● **Written problem**:
The records below must be copied in full; omit the images.

● **Data listing**:
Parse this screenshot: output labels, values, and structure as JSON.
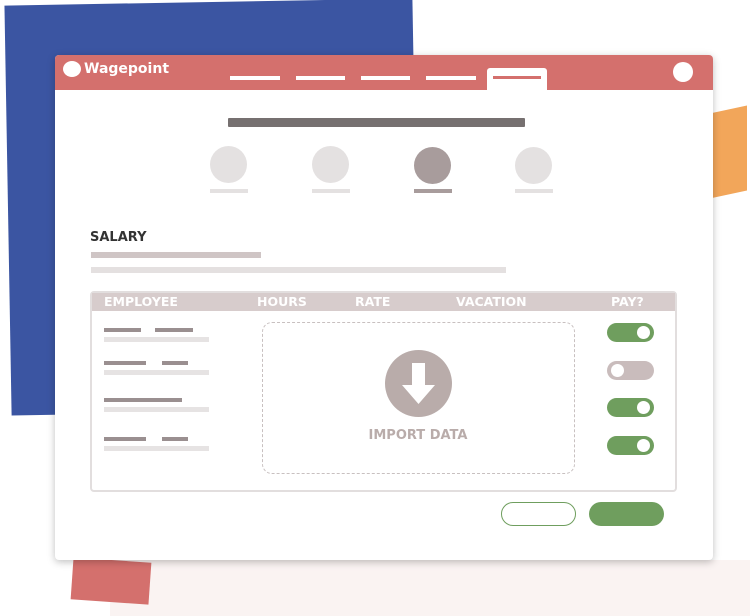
{
  "app": {
    "logo_text": "Wagepoint"
  },
  "colors": {
    "header": "#d4706d",
    "accent_green": "#6f9e5e",
    "toggle_off": "#c9bcbc",
    "blob_blue": "#3b55a2",
    "blob_orange": "#f2a65a"
  },
  "nav": {
    "tab_count": 5,
    "active_tab": 5
  },
  "steps": {
    "count": 4,
    "active": 3
  },
  "section": {
    "title": "SALARY"
  },
  "table": {
    "columns": [
      "EMPLOYEE",
      "HOURS",
      "RATE",
      "VACATION",
      "PAY?"
    ],
    "rows": [
      {
        "pay": true
      },
      {
        "pay": false
      },
      {
        "pay": true
      },
      {
        "pay": true
      }
    ]
  },
  "import": {
    "label": "IMPORT DATA",
    "icon": "download-arrow-icon"
  }
}
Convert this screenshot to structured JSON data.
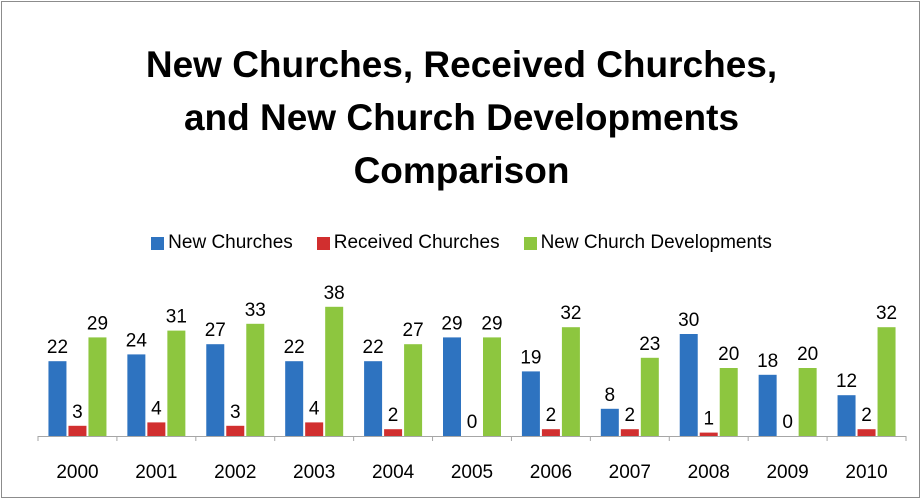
{
  "chart_data": {
    "type": "bar",
    "title_lines": [
      "New Churches, Received Churches,",
      "and New Church Developments",
      "Comparison"
    ],
    "categories": [
      "2000",
      "2001",
      "2002",
      "2003",
      "2004",
      "2005",
      "2006",
      "2007",
      "2008",
      "2009",
      "2010"
    ],
    "series": [
      {
        "name": "New Churches",
        "color": "#2e73c0",
        "values": [
          22,
          24,
          27,
          22,
          22,
          29,
          19,
          8,
          30,
          18,
          12
        ]
      },
      {
        "name": "Received Churches",
        "color": "#d12f2f",
        "values": [
          3,
          4,
          3,
          4,
          2,
          0,
          2,
          2,
          1,
          0,
          2
        ]
      },
      {
        "name": "New Church Developments",
        "color": "#8dc63f",
        "values": [
          29,
          31,
          33,
          38,
          27,
          29,
          32,
          23,
          20,
          20,
          32
        ]
      }
    ],
    "ylim": [
      0,
      38
    ],
    "grid": false,
    "legend_position": "top-center"
  }
}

● **Full output**:
Parse this screenshot: output labels, values, and structure as JSON.
{
  "app": {
    "logo_text": "Wagepoint"
  },
  "colors": {
    "header": "#d4706d",
    "accent_green": "#6f9e5e",
    "toggle_off": "#c9bcbc",
    "blob_blue": "#3b55a2",
    "blob_orange": "#f2a65a"
  },
  "nav": {
    "tab_count": 5,
    "active_tab": 5
  },
  "steps": {
    "count": 4,
    "active": 3
  },
  "section": {
    "title": "SALARY"
  },
  "table": {
    "columns": [
      "EMPLOYEE",
      "HOURS",
      "RATE",
      "VACATION",
      "PAY?"
    ],
    "rows": [
      {
        "pay": true
      },
      {
        "pay": false
      },
      {
        "pay": true
      },
      {
        "pay": true
      }
    ]
  },
  "import": {
    "label": "IMPORT DATA",
    "icon": "download-arrow-icon"
  }
}
Convert this screenshot to structured JSON data.
{
  "chart_data": {
    "type": "bar",
    "title_lines": [
      "New Churches, Received Churches,",
      "and New Church Developments",
      "Comparison"
    ],
    "categories": [
      "2000",
      "2001",
      "2002",
      "2003",
      "2004",
      "2005",
      "2006",
      "2007",
      "2008",
      "2009",
      "2010"
    ],
    "series": [
      {
        "name": "New Churches",
        "color": "#2e73c0",
        "values": [
          22,
          24,
          27,
          22,
          22,
          29,
          19,
          8,
          30,
          18,
          12
        ]
      },
      {
        "name": "Received Churches",
        "color": "#d12f2f",
        "values": [
          3,
          4,
          3,
          4,
          2,
          0,
          2,
          2,
          1,
          0,
          2
        ]
      },
      {
        "name": "New Church Developments",
        "color": "#8dc63f",
        "values": [
          29,
          31,
          33,
          38,
          27,
          29,
          32,
          23,
          20,
          20,
          32
        ]
      }
    ],
    "ylim": [
      0,
      38
    ],
    "grid": false,
    "legend_position": "top-center"
  }
}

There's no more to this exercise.